Text for analysis
++++++++

It’s likely that this fall partly reflects the continuing strength of the labour market at a time of tepid economic growth, especially outside mining and construction (next year’s productivity report, for 2014-15, will make for very interesting reading on that score), helped by flat or very weak wages growth. Employers and IR warriors like to decry weak productivity growth but ignore the benefits of labour market resilience — which flows through into higher tax revenues, higher household incomes and consumption and greater consumer confidence — all of which can be as virtuous as solid productivity growth. Yes, productivity growth is essential to future well-being, national income and economic growth, but there are times when rising employment, higher tax revenues and consumption are preferable to the hairy-chested approach of boosting productivity, cutting wages and conditions and sacking workers.
The most productive sectors during the year, according to the PC, were arts and recreation (5.4% MFP, off 8.2% growth in labour productivity) and finance (3.3%/2.9%) while utilities, transport and agriculture all experienced MFP and labour productivity declines.

++++++++

(Source records)
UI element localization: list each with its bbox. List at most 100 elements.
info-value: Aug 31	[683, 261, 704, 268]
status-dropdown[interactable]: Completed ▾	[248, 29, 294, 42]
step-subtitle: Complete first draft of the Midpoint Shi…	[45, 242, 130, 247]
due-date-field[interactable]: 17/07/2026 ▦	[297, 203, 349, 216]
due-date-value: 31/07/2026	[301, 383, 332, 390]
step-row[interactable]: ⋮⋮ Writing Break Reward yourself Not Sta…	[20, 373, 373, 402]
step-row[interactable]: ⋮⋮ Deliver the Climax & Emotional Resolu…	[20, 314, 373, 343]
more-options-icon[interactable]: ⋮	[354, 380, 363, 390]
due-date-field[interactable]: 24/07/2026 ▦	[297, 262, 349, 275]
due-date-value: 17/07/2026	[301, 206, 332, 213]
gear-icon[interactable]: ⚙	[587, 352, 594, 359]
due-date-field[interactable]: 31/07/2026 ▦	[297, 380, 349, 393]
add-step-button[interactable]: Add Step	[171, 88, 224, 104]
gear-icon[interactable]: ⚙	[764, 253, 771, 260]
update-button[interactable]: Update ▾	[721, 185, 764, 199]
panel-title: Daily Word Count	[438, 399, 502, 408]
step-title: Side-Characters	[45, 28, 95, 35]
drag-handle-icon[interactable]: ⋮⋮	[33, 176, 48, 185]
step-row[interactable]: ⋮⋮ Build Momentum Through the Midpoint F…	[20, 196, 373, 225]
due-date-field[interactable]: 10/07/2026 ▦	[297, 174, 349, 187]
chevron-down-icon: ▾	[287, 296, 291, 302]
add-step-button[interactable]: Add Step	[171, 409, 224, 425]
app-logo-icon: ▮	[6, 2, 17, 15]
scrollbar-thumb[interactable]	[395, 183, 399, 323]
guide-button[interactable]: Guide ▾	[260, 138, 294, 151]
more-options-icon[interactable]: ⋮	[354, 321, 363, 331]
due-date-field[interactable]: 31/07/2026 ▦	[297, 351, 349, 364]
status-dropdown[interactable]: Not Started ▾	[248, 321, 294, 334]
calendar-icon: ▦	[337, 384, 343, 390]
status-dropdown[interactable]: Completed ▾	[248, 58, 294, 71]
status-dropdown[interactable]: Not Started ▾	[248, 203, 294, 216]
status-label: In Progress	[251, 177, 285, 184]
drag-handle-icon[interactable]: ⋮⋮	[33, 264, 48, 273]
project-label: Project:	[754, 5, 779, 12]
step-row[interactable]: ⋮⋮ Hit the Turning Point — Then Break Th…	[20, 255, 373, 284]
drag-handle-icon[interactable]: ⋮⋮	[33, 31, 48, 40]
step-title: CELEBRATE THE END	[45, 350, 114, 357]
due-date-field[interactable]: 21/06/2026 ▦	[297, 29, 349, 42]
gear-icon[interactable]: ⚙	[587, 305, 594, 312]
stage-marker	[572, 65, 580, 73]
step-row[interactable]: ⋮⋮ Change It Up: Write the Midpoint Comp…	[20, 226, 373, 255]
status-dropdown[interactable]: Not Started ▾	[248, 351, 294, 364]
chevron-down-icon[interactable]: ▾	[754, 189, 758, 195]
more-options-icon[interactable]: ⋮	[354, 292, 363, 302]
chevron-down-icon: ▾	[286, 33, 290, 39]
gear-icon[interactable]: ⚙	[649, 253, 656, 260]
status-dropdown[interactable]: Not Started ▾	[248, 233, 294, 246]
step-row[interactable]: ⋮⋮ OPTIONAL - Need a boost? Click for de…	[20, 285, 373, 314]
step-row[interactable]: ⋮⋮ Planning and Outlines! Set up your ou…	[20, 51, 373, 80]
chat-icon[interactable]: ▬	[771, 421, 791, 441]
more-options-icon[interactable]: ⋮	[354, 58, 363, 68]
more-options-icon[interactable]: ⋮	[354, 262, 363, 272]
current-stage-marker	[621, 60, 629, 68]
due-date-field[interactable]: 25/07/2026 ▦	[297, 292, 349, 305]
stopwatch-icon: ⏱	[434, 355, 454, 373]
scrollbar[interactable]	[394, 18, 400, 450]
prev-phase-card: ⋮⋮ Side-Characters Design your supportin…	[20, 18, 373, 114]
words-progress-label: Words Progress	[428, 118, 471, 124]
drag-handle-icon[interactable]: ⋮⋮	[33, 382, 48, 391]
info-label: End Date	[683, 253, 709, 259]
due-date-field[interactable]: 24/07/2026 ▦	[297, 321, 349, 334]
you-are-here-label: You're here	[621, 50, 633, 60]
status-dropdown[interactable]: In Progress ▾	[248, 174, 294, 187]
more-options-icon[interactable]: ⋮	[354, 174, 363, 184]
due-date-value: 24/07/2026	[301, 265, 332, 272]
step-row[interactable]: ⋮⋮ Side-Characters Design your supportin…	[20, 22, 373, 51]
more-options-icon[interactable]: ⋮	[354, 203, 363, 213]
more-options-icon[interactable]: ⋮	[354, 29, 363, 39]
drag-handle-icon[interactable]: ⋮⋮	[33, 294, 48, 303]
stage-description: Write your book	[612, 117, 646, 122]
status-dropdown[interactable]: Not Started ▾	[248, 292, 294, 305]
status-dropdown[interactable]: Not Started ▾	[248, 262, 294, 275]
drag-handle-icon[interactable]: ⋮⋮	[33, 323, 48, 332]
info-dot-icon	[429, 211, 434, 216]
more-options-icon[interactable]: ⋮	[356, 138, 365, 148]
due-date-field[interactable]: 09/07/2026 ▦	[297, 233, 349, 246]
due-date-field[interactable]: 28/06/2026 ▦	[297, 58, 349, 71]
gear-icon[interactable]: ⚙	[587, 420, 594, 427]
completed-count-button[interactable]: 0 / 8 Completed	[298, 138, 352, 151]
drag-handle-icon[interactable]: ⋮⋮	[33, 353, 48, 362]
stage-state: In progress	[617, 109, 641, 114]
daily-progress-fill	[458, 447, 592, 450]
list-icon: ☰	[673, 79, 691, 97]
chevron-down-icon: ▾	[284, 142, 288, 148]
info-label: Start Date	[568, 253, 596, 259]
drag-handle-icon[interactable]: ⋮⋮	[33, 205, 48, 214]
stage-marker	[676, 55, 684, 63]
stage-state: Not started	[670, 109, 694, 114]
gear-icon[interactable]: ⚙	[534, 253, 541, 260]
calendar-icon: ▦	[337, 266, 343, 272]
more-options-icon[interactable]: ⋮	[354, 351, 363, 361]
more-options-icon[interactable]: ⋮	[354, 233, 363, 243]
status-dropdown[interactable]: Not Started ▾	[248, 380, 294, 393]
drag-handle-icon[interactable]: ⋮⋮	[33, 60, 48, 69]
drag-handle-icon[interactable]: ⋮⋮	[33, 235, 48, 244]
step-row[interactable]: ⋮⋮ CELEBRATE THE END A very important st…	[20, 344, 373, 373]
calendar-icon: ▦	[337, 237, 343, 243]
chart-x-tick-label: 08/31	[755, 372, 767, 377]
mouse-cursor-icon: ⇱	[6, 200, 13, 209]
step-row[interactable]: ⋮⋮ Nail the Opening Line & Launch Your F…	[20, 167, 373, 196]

++++++++

Task set
(1) According to the text on productivity, which three sectors saw declines in both MFP and labour productivity?
(2) Please write out the part of the text on productivity from "The most productive" to "labour productivity declines.".
(3) Write what comes next in the text on productivity, picking up after its last sentence.

Responses
(1) Utilities, transport and agriculture.

(2)
The most productive sectors during the year, according to the PC, were arts and recreation (5.4% MFP, off 8.2% growth in labour productivity) and finance (3.3%/2.9%) while utilities, transport and agriculture all experienced MFP and labour productivity declines.

(3)
The PC also used the update to renew its criticisms of infrastructure policy in Australia, devoting a chapter to the importance of selecting the right projects for government and private investment, backed by rigorous cost-benefit analysis (and it offers some tips for attaining such rigour). And it makes the interesting point, using Infrastructure Australia analysis, that it is smaller projects that are likely to have higher cost-benefit ratios than larger projects.
But, as the PC notes about previous government infrastructure investment:
“there was a bias toward large investments despite the returns to public investment often being higher for smaller, more incremental investments. In part, this was because the private sector is more interested in financing large investments (due to the costs involved), and governments have increasingly seen public private partnerships (PPPs) as a way of harnessing not just finance, but expertise in project delivery and operation.”
What the PC leaves out is that politicians love to talk in big numbers when announcing infrastructure spending — big dollar signs, that is, with plenty of zeroes on the end, not big benefit-cost ratios (BCRs). Look no further than the East West Link in Melbourne, championed by Tony Abbott, that would have cost $7 billion, including $3.5 billion in taxpayer funding, for a BCR of — under the most optimistic assumptions — 0.84.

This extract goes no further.